'''

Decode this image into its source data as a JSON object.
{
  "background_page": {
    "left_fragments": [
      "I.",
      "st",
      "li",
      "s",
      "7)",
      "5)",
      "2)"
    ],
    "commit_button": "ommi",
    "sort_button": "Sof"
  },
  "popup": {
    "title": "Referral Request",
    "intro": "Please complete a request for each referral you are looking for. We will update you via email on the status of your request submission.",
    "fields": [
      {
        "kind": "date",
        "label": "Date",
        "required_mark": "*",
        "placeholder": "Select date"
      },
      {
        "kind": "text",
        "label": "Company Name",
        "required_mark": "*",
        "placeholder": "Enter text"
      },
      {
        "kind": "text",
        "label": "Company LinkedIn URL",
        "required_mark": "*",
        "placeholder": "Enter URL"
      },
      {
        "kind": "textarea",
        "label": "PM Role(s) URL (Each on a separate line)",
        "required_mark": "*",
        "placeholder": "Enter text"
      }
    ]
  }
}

'''

> **WHAT IS EXPECTED**:
The records above should be returned exactly.

> **RESPONSE**:
Decode this image into its source data as a JSON object.
{
  "background_page": {
    "left_fragments": [
      "I.",
      "st",
      "li",
      "s",
      "7)",
      "5)",
      "2)"
    ],
    "commit_button": "ommi",
    "sort_button": "Sof"
  },
  "popup": {
    "title": "Referral Request",
    "intro": "Please complete a request for each referral you are looking for. We will update you via email on the status of your request submission.",
    "fields": [
      {
        "kind": "date",
        "label": "Date",
        "required_mark": "*",
        "placeholder": "Select date"
      },
      {
        "kind": "text",
        "label": "Company Name",
        "required_mark": "*",
        "placeholder": "Enter text"
      },
      {
        "kind": "text",
        "label": "Company LinkedIn URL",
        "required_mark": "*",
        "placeholder": "Enter URL"
      },
      {
        "kind": "textarea",
        "label": "PM Role(s) URL (Each on a separate line)",
        "required_mark": "*",
        "placeholder": "Enter text"
      }
    ]
  }
}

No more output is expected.